> **GOAL OF THE EXERCISE**
Leave out the pictures and copy everything else below exactly.

> **INFORMATION PROVIDED**

start

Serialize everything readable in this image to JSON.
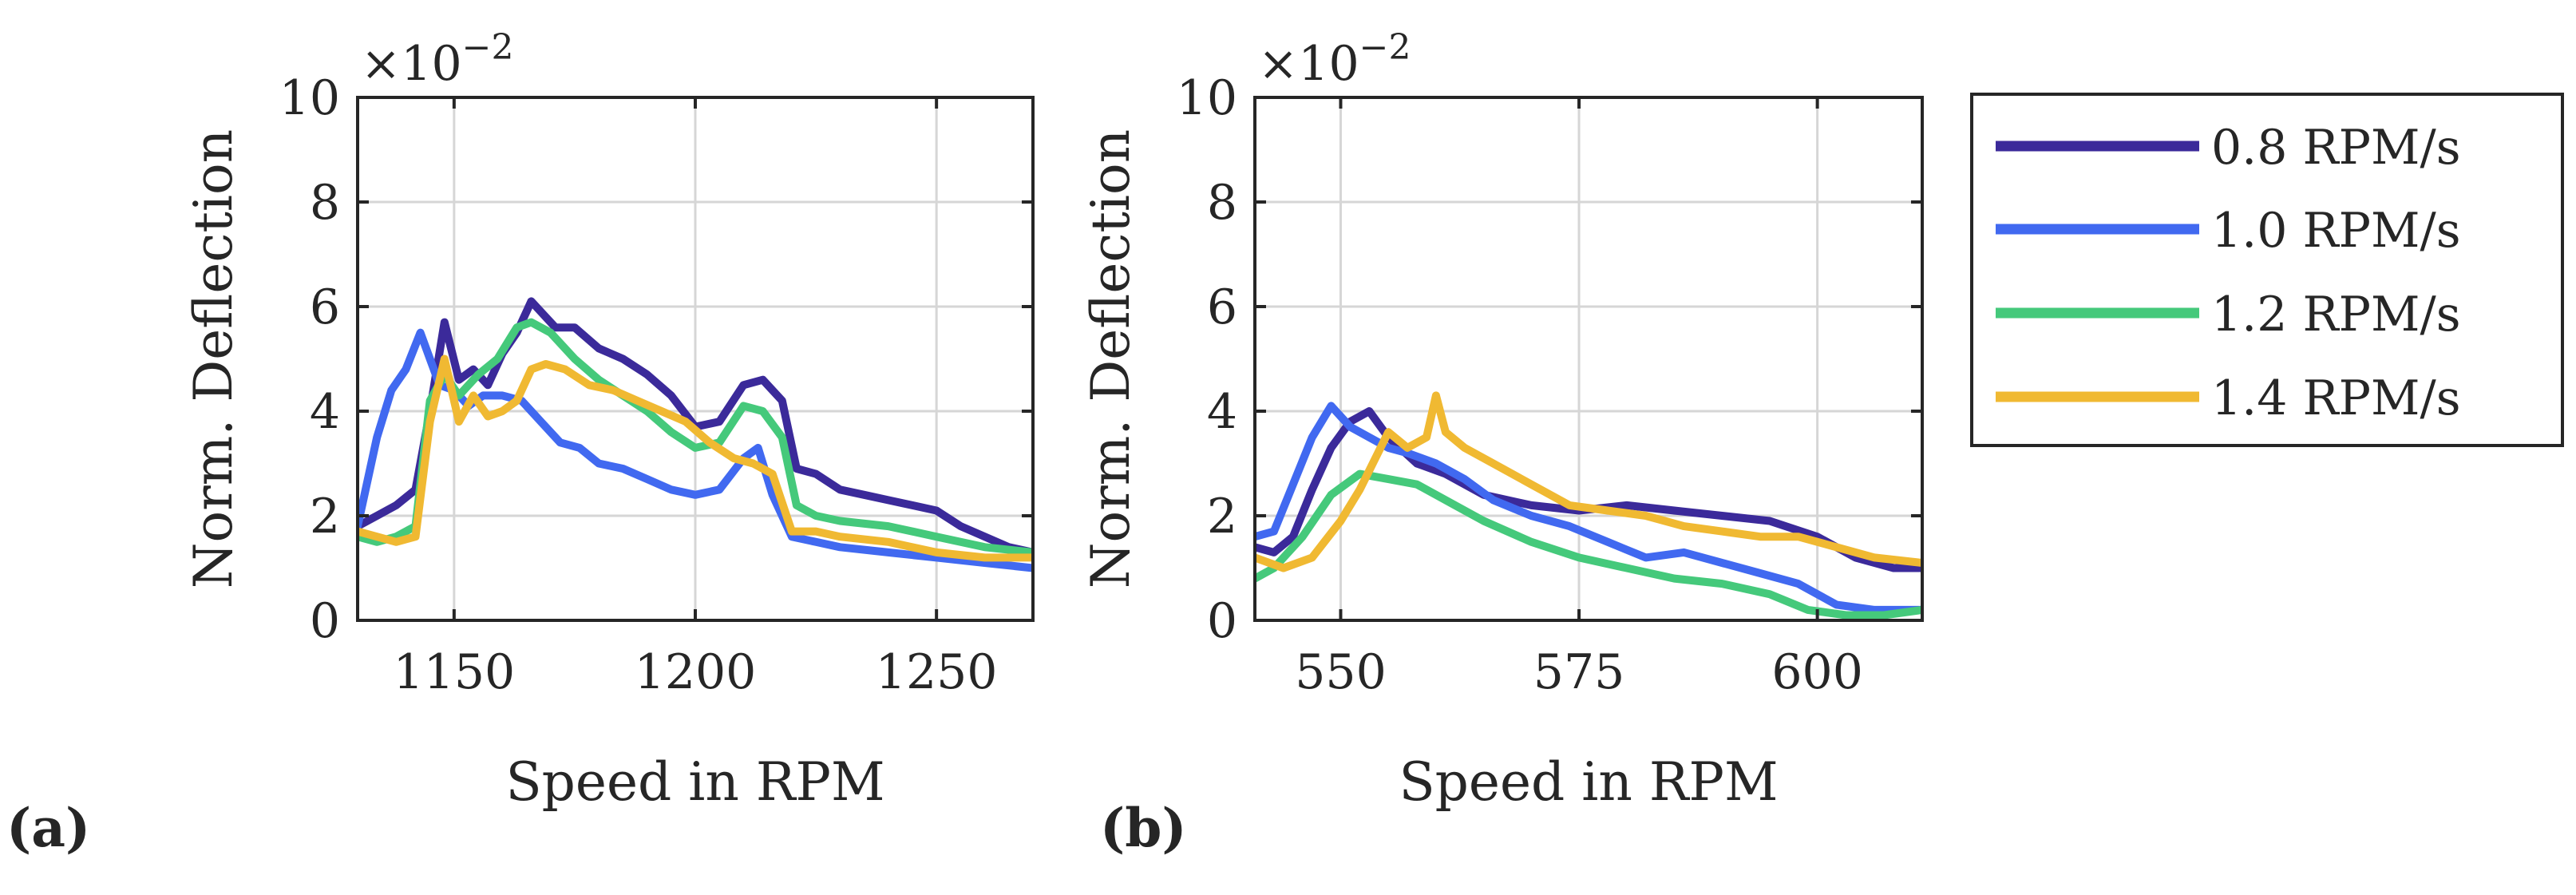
{
  "figure": {
    "panels": [
      {
        "label": "(a)",
        "chart_index": 0
      },
      {
        "label": "(b)",
        "chart_index": 1
      }
    ]
  },
  "chart_data": [
    {
      "type": "line",
      "panel": "(a)",
      "xlabel": "Speed  in RPM",
      "ylabel": "Norm. Deflection",
      "y_multiplier": "×10^-2",
      "y_multiplier_display": {
        "base": "×10",
        "exponent": "−2"
      },
      "xlim": [
        1130,
        1270
      ],
      "ylim": [
        0,
        10
      ],
      "xticks": [
        1150,
        1200,
        1250
      ],
      "yticks": [
        0,
        2,
        4,
        6,
        8,
        10
      ],
      "grid": true,
      "series": [
        {
          "name": "0.8 RPM/s",
          "color": "#3b2a9a",
          "x": [
            1130,
            1134,
            1138,
            1142,
            1145,
            1148,
            1151,
            1154,
            1157,
            1160,
            1163,
            1166,
            1168,
            1171,
            1175,
            1180,
            1185,
            1190,
            1195,
            1200,
            1205,
            1210,
            1214,
            1218,
            1221,
            1225,
            1230,
            1235,
            1240,
            1245,
            1250,
            1255,
            1260,
            1265,
            1270
          ],
          "y": [
            1.8,
            2.0,
            2.2,
            2.5,
            4.0,
            5.7,
            4.6,
            4.8,
            4.5,
            5.1,
            5.5,
            6.1,
            5.9,
            5.6,
            5.6,
            5.2,
            5.0,
            4.7,
            4.3,
            3.7,
            3.8,
            4.5,
            4.6,
            4.2,
            2.9,
            2.8,
            2.5,
            2.4,
            2.3,
            2.2,
            2.1,
            1.8,
            1.6,
            1.4,
            1.3
          ]
        },
        {
          "name": "1.0 RPM/s",
          "color": "#4169f0",
          "x": [
            1130,
            1134,
            1137,
            1140,
            1143,
            1145,
            1147,
            1150,
            1153,
            1156,
            1160,
            1164,
            1168,
            1172,
            1176,
            1180,
            1185,
            1190,
            1195,
            1200,
            1205,
            1210,
            1213,
            1216,
            1220,
            1225,
            1230,
            1240,
            1250,
            1260,
            1270
          ],
          "y": [
            1.8,
            3.5,
            4.4,
            4.8,
            5.5,
            5.0,
            4.5,
            4.4,
            4.1,
            4.3,
            4.3,
            4.2,
            3.8,
            3.4,
            3.3,
            3.0,
            2.9,
            2.7,
            2.5,
            2.4,
            2.5,
            3.1,
            3.3,
            2.4,
            1.6,
            1.5,
            1.4,
            1.3,
            1.2,
            1.1,
            1.0
          ]
        },
        {
          "name": "1.2 RPM/s",
          "color": "#45c97b",
          "x": [
            1130,
            1134,
            1138,
            1142,
            1145,
            1148,
            1151,
            1155,
            1159,
            1163,
            1166,
            1170,
            1175,
            1180,
            1185,
            1190,
            1195,
            1200,
            1205,
            1210,
            1214,
            1218,
            1221,
            1225,
            1230,
            1240,
            1250,
            1260,
            1270
          ],
          "y": [
            1.6,
            1.5,
            1.6,
            1.8,
            4.2,
            4.7,
            4.3,
            4.7,
            5.0,
            5.6,
            5.7,
            5.5,
            5.0,
            4.6,
            4.3,
            4.0,
            3.6,
            3.3,
            3.4,
            4.1,
            4.0,
            3.5,
            2.2,
            2.0,
            1.9,
            1.8,
            1.6,
            1.4,
            1.3
          ]
        },
        {
          "name": "1.4 RPM/s",
          "color": "#f0b932",
          "x": [
            1130,
            1134,
            1138,
            1142,
            1145,
            1148,
            1151,
            1154,
            1157,
            1160,
            1163,
            1166,
            1169,
            1173,
            1178,
            1183,
            1188,
            1193,
            1198,
            1203,
            1208,
            1212,
            1216,
            1220,
            1225,
            1230,
            1240,
            1250,
            1260,
            1270
          ],
          "y": [
            1.7,
            1.6,
            1.5,
            1.6,
            3.8,
            5.0,
            3.8,
            4.3,
            3.9,
            4.0,
            4.2,
            4.8,
            4.9,
            4.8,
            4.5,
            4.4,
            4.2,
            4.0,
            3.8,
            3.4,
            3.1,
            3.0,
            2.8,
            1.7,
            1.7,
            1.6,
            1.5,
            1.3,
            1.2,
            1.2
          ]
        }
      ]
    },
    {
      "type": "line",
      "panel": "(b)",
      "xlabel": "Speed  in RPM",
      "ylabel": "Norm. Deflection",
      "y_multiplier": "×10^-2",
      "y_multiplier_display": {
        "base": "×10",
        "exponent": "−2"
      },
      "xlim": [
        541,
        611
      ],
      "ylim": [
        0,
        10
      ],
      "xticks": [
        550,
        575,
        600
      ],
      "yticks": [
        0,
        2,
        4,
        6,
        8,
        10
      ],
      "grid": true,
      "series": [
        {
          "name": "0.8 RPM/s",
          "color": "#3b2a9a",
          "x": [
            541,
            543,
            545,
            547,
            549,
            551,
            553,
            555,
            558,
            561,
            565,
            570,
            575,
            580,
            585,
            590,
            595,
            600,
            604,
            608,
            611
          ],
          "y": [
            1.4,
            1.3,
            1.6,
            2.5,
            3.3,
            3.8,
            4.0,
            3.5,
            3.0,
            2.8,
            2.4,
            2.2,
            2.1,
            2.2,
            2.1,
            2.0,
            1.9,
            1.6,
            1.2,
            1.0,
            1.0
          ]
        },
        {
          "name": "1.0 RPM/s",
          "color": "#4169f0",
          "x": [
            541,
            543,
            545,
            547,
            549,
            551,
            553,
            555,
            557,
            560,
            563,
            566,
            570,
            574,
            578,
            582,
            586,
            590,
            594,
            598,
            602,
            606,
            611
          ],
          "y": [
            1.6,
            1.7,
            2.6,
            3.5,
            4.1,
            3.7,
            3.5,
            3.3,
            3.2,
            3.0,
            2.7,
            2.3,
            2.0,
            1.8,
            1.5,
            1.2,
            1.3,
            1.1,
            0.9,
            0.7,
            0.3,
            0.2,
            0.2
          ]
        },
        {
          "name": "1.2 RPM/s",
          "color": "#45c97b",
          "x": [
            541,
            543,
            546,
            549,
            552,
            555,
            558,
            561,
            565,
            570,
            575,
            580,
            585,
            590,
            595,
            599,
            603,
            607,
            611
          ],
          "y": [
            0.8,
            1.0,
            1.6,
            2.4,
            2.8,
            2.7,
            2.6,
            2.3,
            1.9,
            1.5,
            1.2,
            1.0,
            0.8,
            0.7,
            0.5,
            0.2,
            0.1,
            0.1,
            0.2
          ]
        },
        {
          "name": "1.4 RPM/s",
          "color": "#f0b932",
          "x": [
            541,
            544,
            547,
            550,
            552,
            555,
            557,
            559,
            560,
            561,
            563,
            566,
            570,
            574,
            578,
            582,
            586,
            590,
            594,
            598,
            602,
            606,
            611
          ],
          "y": [
            1.2,
            1.0,
            1.2,
            1.9,
            2.5,
            3.6,
            3.3,
            3.5,
            4.3,
            3.6,
            3.3,
            3.0,
            2.6,
            2.2,
            2.1,
            2.0,
            1.8,
            1.7,
            1.6,
            1.6,
            1.4,
            1.2,
            1.1
          ]
        }
      ]
    }
  ],
  "legend": {
    "placement": "right",
    "items": [
      {
        "label": "0.8 RPM/s",
        "color": "#3b2a9a"
      },
      {
        "label": "1.0 RPM/s",
        "color": "#4169f0"
      },
      {
        "label": "1.2 RPM/s",
        "color": "#45c97b"
      },
      {
        "label": "1.4 RPM/s",
        "color": "#f0b932"
      }
    ]
  }
}
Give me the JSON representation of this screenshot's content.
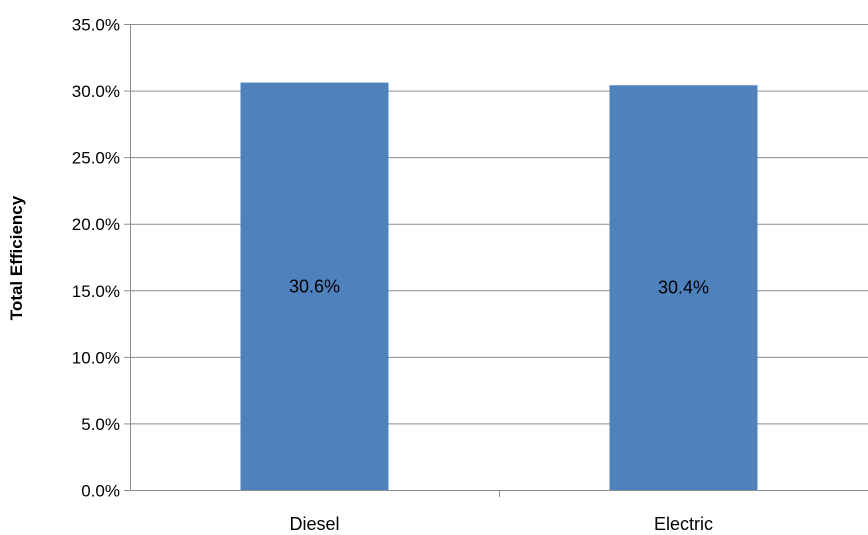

end

> **THE RESPONSE**
Serialize everything readable in this image to JSON.
{
  "figure": {
    "panels": [
      {
        "label": "(a)",
        "chart_index": 0
      },
      {
        "label": "(b)",
        "chart_index": 1
      }
    ]
  },
  "chart_data": [
    {
      "type": "line",
      "panel": "(a)",
      "xlabel": "Speed  in RPM",
      "ylabel": "Norm. Deflection",
      "y_multiplier": "×10^-2",
      "y_multiplier_display": {
        "base": "×10",
        "exponent": "−2"
      },
      "xlim": [
        1130,
        1270
      ],
      "ylim": [
        0,
        10
      ],
      "xticks": [
        1150,
        1200,
        1250
      ],
      "yticks": [
        0,
        2,
        4,
        6,
        8,
        10
      ],
      "grid": true,
      "series": [
        {
          "name": "0.8 RPM/s",
          "color": "#3b2a9a",
          "x": [
            1130,
            1134,
            1138,
            1142,
            1145,
            1148,
            1151,
            1154,
            1157,
            1160,
            1163,
            1166,
            1168,
            1171,
            1175,
            1180,
            1185,
            1190,
            1195,
            1200,
            1205,
            1210,
            1214,
            1218,
            1221,
            1225,
            1230,
            1235,
            1240,
            1245,
            1250,
            1255,
            1260,
            1265,
            1270
          ],
          "y": [
            1.8,
            2.0,
            2.2,
            2.5,
            4.0,
            5.7,
            4.6,
            4.8,
            4.5,
            5.1,
            5.5,
            6.1,
            5.9,
            5.6,
            5.6,
            5.2,
            5.0,
            4.7,
            4.3,
            3.7,
            3.8,
            4.5,
            4.6,
            4.2,
            2.9,
            2.8,
            2.5,
            2.4,
            2.3,
            2.2,
            2.1,
            1.8,
            1.6,
            1.4,
            1.3
          ]
        },
        {
          "name": "1.0 RPM/s",
          "color": "#4169f0",
          "x": [
            1130,
            1134,
            1137,
            1140,
            1143,
            1145,
            1147,
            1150,
            1153,
            1156,
            1160,
            1164,
            1168,
            1172,
            1176,
            1180,
            1185,
            1190,
            1195,
            1200,
            1205,
            1210,
            1213,
            1216,
            1220,
            1225,
            1230,
            1240,
            1250,
            1260,
            1270
          ],
          "y": [
            1.8,
            3.5,
            4.4,
            4.8,
            5.5,
            5.0,
            4.5,
            4.4,
            4.1,
            4.3,
            4.3,
            4.2,
            3.8,
            3.4,
            3.3,
            3.0,
            2.9,
            2.7,
            2.5,
            2.4,
            2.5,
            3.1,
            3.3,
            2.4,
            1.6,
            1.5,
            1.4,
            1.3,
            1.2,
            1.1,
            1.0
          ]
        },
        {
          "name": "1.2 RPM/s",
          "color": "#45c97b",
          "x": [
            1130,
            1134,
            1138,
            1142,
            1145,
            1148,
            1151,
            1155,
            1159,
            1163,
            1166,
            1170,
            1175,
            1180,
            1185,
            1190,
            1195,
            1200,
            1205,
            1210,
            1214,
            1218,
            1221,
            1225,
            1230,
            1240,
            1250,
            1260,
            1270
          ],
          "y": [
            1.6,
            1.5,
            1.6,
            1.8,
            4.2,
            4.7,
            4.3,
            4.7,
            5.0,
            5.6,
            5.7,
            5.5,
            5.0,
            4.6,
            4.3,
            4.0,
            3.6,
            3.3,
            3.4,
            4.1,
            4.0,
            3.5,
            2.2,
            2.0,
            1.9,
            1.8,
            1.6,
            1.4,
            1.3
          ]
        },
        {
          "name": "1.4 RPM/s",
          "color": "#f0b932",
          "x": [
            1130,
            1134,
            1138,
            1142,
            1145,
            1148,
            1151,
            1154,
            1157,
            1160,
            1163,
            1166,
            1169,
            1173,
            1178,
            1183,
            1188,
            1193,
            1198,
            1203,
            1208,
            1212,
            1216,
            1220,
            1225,
            1230,
            1240,
            1250,
            1260,
            1270
          ],
          "y": [
            1.7,
            1.6,
            1.5,
            1.6,
            3.8,
            5.0,
            3.8,
            4.3,
            3.9,
            4.0,
            4.2,
            4.8,
            4.9,
            4.8,
            4.5,
            4.4,
            4.2,
            4.0,
            3.8,
            3.4,
            3.1,
            3.0,
            2.8,
            1.7,
            1.7,
            1.6,
            1.5,
            1.3,
            1.2,
            1.2
          ]
        }
      ]
    },
    {
      "type": "line",
      "panel": "(b)",
      "xlabel": "Speed  in RPM",
      "ylabel": "Norm. Deflection",
      "y_multiplier": "×10^-2",
      "y_multiplier_display": {
        "base": "×10",
        "exponent": "−2"
      },
      "xlim": [
        541,
        611
      ],
      "ylim": [
        0,
        10
      ],
      "xticks": [
        550,
        575,
        600
      ],
      "yticks": [
        0,
        2,
        4,
        6,
        8,
        10
      ],
      "grid": true,
      "series": [
        {
          "name": "0.8 RPM/s",
          "color": "#3b2a9a",
          "x": [
            541,
            543,
            545,
            547,
            549,
            551,
            553,
            555,
            558,
            561,
            565,
            570,
            575,
            580,
            585,
            590,
            595,
            600,
            604,
            608,
            611
          ],
          "y": [
            1.4,
            1.3,
            1.6,
            2.5,
            3.3,
            3.8,
            4.0,
            3.5,
            3.0,
            2.8,
            2.4,
            2.2,
            2.1,
            2.2,
            2.1,
            2.0,
            1.9,
            1.6,
            1.2,
            1.0,
            1.0
          ]
        },
        {
          "name": "1.0 RPM/s",
          "color": "#4169f0",
          "x": [
            541,
            543,
            545,
            547,
            549,
            551,
            553,
            555,
            557,
            560,
            563,
            566,
            570,
            574,
            578,
            582,
            586,
            590,
            594,
            598,
            602,
            606,
            611
          ],
          "y": [
            1.6,
            1.7,
            2.6,
            3.5,
            4.1,
            3.7,
            3.5,
            3.3,
            3.2,
            3.0,
            2.7,
            2.3,
            2.0,
            1.8,
            1.5,
            1.2,
            1.3,
            1.1,
            0.9,
            0.7,
            0.3,
            0.2,
            0.2
          ]
        },
        {
          "name": "1.2 RPM/s",
          "color": "#45c97b",
          "x": [
            541,
            543,
            546,
            549,
            552,
            555,
            558,
            561,
            565,
            570,
            575,
            580,
            585,
            590,
            595,
            599,
            603,
            607,
            611
          ],
          "y": [
            0.8,
            1.0,
            1.6,
            2.4,
            2.8,
            2.7,
            2.6,
            2.3,
            1.9,
            1.5,
            1.2,
            1.0,
            0.8,
            0.7,
            0.5,
            0.2,
            0.1,
            0.1,
            0.2
          ]
        },
        {
          "name": "1.4 RPM/s",
          "color": "#f0b932",
          "x": [
            541,
            544,
            547,
            550,
            552,
            555,
            557,
            559,
            560,
            561,
            563,
            566,
            570,
            574,
            578,
            582,
            586,
            590,
            594,
            598,
            602,
            606,
            611
          ],
          "y": [
            1.2,
            1.0,
            1.2,
            1.9,
            2.5,
            3.6,
            3.3,
            3.5,
            4.3,
            3.6,
            3.3,
            3.0,
            2.6,
            2.2,
            2.1,
            2.0,
            1.8,
            1.7,
            1.6,
            1.6,
            1.4,
            1.2,
            1.1
          ]
        }
      ]
    }
  ],
  "legend": {
    "placement": "right",
    "items": [
      {
        "label": "0.8 RPM/s",
        "color": "#3b2a9a"
      },
      {
        "label": "1.0 RPM/s",
        "color": "#4169f0"
      },
      {
        "label": "1.2 RPM/s",
        "color": "#45c97b"
      },
      {
        "label": "1.4 RPM/s",
        "color": "#f0b932"
      }
    ]
  }
}
Give me the JSON representation of this screenshot's content.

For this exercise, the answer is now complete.